WHAT YOU NEED TO DO: Report every line in the listing that contains the string "славяне".

--- START OF EXCERPTED RECORDS ---

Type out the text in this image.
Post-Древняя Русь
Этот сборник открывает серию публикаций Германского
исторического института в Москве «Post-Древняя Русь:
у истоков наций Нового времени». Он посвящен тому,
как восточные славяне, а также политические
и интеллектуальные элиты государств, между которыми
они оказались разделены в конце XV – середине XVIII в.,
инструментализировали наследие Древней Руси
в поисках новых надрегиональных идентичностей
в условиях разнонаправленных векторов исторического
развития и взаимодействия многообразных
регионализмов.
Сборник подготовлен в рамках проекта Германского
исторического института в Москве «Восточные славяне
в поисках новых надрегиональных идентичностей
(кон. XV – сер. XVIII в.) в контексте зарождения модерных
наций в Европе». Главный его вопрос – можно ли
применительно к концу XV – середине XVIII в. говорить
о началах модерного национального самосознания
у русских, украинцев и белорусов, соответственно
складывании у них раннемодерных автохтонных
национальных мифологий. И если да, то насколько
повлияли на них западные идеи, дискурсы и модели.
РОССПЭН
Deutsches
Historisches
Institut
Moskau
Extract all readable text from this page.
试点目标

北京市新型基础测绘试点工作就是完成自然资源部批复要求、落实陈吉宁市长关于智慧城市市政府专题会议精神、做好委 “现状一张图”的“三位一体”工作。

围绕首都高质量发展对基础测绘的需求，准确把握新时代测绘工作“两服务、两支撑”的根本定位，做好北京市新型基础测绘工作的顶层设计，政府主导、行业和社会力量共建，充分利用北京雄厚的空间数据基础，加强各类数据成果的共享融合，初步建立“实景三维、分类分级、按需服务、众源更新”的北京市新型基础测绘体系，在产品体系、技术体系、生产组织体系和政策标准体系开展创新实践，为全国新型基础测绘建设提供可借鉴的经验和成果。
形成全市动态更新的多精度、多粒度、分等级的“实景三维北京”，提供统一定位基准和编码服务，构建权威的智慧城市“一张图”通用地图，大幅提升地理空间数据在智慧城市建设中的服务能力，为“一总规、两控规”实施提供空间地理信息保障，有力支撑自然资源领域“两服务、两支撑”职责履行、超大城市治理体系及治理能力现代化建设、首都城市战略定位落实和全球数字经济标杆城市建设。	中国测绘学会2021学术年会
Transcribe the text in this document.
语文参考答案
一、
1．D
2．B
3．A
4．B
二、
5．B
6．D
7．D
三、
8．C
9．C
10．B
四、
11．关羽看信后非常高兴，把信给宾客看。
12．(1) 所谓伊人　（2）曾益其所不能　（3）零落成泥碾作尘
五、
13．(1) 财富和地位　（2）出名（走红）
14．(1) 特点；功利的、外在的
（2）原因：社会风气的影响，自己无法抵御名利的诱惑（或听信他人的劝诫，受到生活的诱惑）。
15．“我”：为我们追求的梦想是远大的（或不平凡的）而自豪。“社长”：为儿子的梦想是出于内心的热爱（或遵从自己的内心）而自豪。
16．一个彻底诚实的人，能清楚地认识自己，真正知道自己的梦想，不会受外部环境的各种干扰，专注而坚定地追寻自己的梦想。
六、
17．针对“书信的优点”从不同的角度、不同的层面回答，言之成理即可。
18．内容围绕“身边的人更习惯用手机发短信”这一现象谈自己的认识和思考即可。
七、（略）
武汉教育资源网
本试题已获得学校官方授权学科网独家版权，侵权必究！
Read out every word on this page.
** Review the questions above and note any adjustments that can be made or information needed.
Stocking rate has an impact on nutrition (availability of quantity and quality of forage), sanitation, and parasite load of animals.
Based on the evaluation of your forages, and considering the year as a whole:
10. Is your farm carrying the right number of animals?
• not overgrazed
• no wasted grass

--- END OF EXCERPTED RECORDS ---

RESPONSE:
как восточные славяне, а также политические
исторического института в Москве «Восточные славяне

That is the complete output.